-- Start Records supplied --

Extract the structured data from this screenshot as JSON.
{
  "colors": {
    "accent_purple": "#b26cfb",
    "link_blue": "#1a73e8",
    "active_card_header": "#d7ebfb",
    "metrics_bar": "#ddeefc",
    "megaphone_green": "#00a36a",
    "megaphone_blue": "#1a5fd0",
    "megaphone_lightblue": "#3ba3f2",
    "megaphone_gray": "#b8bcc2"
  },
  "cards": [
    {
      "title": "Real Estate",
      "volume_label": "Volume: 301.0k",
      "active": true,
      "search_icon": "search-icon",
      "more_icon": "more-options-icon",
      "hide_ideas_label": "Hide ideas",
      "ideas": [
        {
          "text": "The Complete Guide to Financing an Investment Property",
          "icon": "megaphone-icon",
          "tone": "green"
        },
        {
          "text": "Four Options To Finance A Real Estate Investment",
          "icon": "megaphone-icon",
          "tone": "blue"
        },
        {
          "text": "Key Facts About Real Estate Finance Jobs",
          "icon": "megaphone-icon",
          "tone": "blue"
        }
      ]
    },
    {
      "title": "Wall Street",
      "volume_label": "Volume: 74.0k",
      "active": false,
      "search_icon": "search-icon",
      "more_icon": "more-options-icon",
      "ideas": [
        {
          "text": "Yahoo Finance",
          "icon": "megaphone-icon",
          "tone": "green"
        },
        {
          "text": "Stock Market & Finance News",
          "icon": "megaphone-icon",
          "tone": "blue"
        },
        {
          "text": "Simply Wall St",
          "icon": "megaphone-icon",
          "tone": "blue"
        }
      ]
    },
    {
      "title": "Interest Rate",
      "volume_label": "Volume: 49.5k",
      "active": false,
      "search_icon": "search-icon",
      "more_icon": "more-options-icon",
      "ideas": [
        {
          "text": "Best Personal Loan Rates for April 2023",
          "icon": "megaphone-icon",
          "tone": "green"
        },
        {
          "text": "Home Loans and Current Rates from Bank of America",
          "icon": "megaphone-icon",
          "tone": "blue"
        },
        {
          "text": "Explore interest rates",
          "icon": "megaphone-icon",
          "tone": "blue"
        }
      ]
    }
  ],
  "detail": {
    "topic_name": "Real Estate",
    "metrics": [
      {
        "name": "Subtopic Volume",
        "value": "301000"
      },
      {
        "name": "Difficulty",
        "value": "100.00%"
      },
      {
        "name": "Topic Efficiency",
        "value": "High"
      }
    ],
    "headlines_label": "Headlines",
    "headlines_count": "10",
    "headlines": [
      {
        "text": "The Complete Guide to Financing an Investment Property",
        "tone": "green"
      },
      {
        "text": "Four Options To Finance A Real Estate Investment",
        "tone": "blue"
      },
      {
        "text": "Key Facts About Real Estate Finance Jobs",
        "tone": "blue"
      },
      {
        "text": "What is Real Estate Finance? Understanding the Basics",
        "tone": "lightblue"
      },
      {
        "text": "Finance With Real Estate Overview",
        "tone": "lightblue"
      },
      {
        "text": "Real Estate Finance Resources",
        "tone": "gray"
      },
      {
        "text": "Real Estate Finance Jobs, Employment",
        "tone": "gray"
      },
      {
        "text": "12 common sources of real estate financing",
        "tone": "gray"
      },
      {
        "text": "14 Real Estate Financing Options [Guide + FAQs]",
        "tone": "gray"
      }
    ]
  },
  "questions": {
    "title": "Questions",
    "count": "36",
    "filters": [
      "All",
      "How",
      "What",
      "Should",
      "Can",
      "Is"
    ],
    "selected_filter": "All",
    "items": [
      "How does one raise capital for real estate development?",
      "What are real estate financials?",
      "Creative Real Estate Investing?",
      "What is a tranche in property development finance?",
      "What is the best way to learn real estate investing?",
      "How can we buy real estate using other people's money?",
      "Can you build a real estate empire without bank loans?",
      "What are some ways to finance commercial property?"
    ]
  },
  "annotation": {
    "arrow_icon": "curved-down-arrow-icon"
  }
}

-- End Records supplied --

What is expected: Go through the records above and retype each one exactly.

Answer to this exercise:
Extract the structured data from this screenshot as JSON.
{
  "colors": {
    "accent_purple": "#b26cfb",
    "link_blue": "#1a73e8",
    "active_card_header": "#d7ebfb",
    "metrics_bar": "#ddeefc",
    "megaphone_green": "#00a36a",
    "megaphone_blue": "#1a5fd0",
    "megaphone_lightblue": "#3ba3f2",
    "megaphone_gray": "#b8bcc2"
  },
  "cards": [
    {
      "title": "Real Estate",
      "volume_label": "Volume: 301.0k",
      "active": true,
      "search_icon": "search-icon",
      "more_icon": "more-options-icon",
      "hide_ideas_label": "Hide ideas",
      "ideas": [
        {
          "text": "The Complete Guide to Financing an Investment Property",
          "icon": "megaphone-icon",
          "tone": "green"
        },
        {
          "text": "Four Options To Finance A Real Estate Investment",
          "icon": "megaphone-icon",
          "tone": "blue"
        },
        {
          "text": "Key Facts About Real Estate Finance Jobs",
          "icon": "megaphone-icon",
          "tone": "blue"
        }
      ]
    },
    {
      "title": "Wall Street",
      "volume_label": "Volume: 74.0k",
      "active": false,
      "search_icon": "search-icon",
      "more_icon": "more-options-icon",
      "ideas": [
        {
          "text": "Yahoo Finance",
          "icon": "megaphone-icon",
          "tone": "green"
        },
        {
          "text": "Stock Market & Finance News",
          "icon": "megaphone-icon",
          "tone": "blue"
        },
        {
          "text": "Simply Wall St",
          "icon": "megaphone-icon",
          "tone": "blue"
        }
      ]
    },
    {
      "title": "Interest Rate",
      "volume_label": "Volume: 49.5k",
      "active": false,
      "search_icon": "search-icon",
      "more_icon": "more-options-icon",
      "ideas": [
        {
          "text": "Best Personal Loan Rates for April 2023",
          "icon": "megaphone-icon",
          "tone": "green"
        },
        {
          "text": "Home Loans and Current Rates from Bank of America",
          "icon": "megaphone-icon",
          "tone": "blue"
        },
        {
          "text": "Explore interest rates",
          "icon": "megaphone-icon",
          "tone": "blue"
        }
      ]
    }
  ],
  "detail": {
    "topic_name": "Real Estate",
    "metrics": [
      {
        "name": "Subtopic Volume",
        "value": "301000"
      },
      {
        "name": "Difficulty",
        "value": "100.00%"
      },
      {
        "name": "Topic Efficiency",
        "value": "High"
      }
    ],
    "headlines_label": "Headlines",
    "headlines_count": "10",
    "headlines": [
      {
        "text": "The Complete Guide to Financing an Investment Property",
        "tone": "green"
      },
      {
        "text": "Four Options To Finance A Real Estate Investment",
        "tone": "blue"
      },
      {
        "text": "Key Facts About Real Estate Finance Jobs",
        "tone": "blue"
      },
      {
        "text": "What is Real Estate Finance? Understanding the Basics",
        "tone": "lightblue"
      },
      {
        "text": "Finance With Real Estate Overview",
        "tone": "lightblue"
      },
      {
        "text": "Real Estate Finance Resources",
        "tone": "gray"
      },
      {
        "text": "Real Estate Finance Jobs, Employment",
        "tone": "gray"
      },
      {
        "text": "12 common sources of real estate financing",
        "tone": "gray"
      },
      {
        "text": "14 Real Estate Financing Options [Guide + FAQs]",
        "tone": "gray"
      }
    ]
  },
  "questions": {
    "title": "Questions",
    "count": "36",
    "filters": [
      "All",
      "How",
      "What",
      "Should",
      "Can",
      "Is"
    ],
    "selected_filter": "All",
    "items": [
      "How does one raise capital for real estate development?",
      "What are real estate financials?",
      "Creative Real Estate Investing?",
      "What is a tranche in property development finance?",
      "What is the best way to learn real estate investing?",
      "How can we buy real estate using other people's money?",
      "Can you build a real estate empire without bank loans?",
      "What are some ways to finance commercial property?"
    ]
  },
  "annotation": {
    "arrow_icon": "curved-down-arrow-icon"
  }
}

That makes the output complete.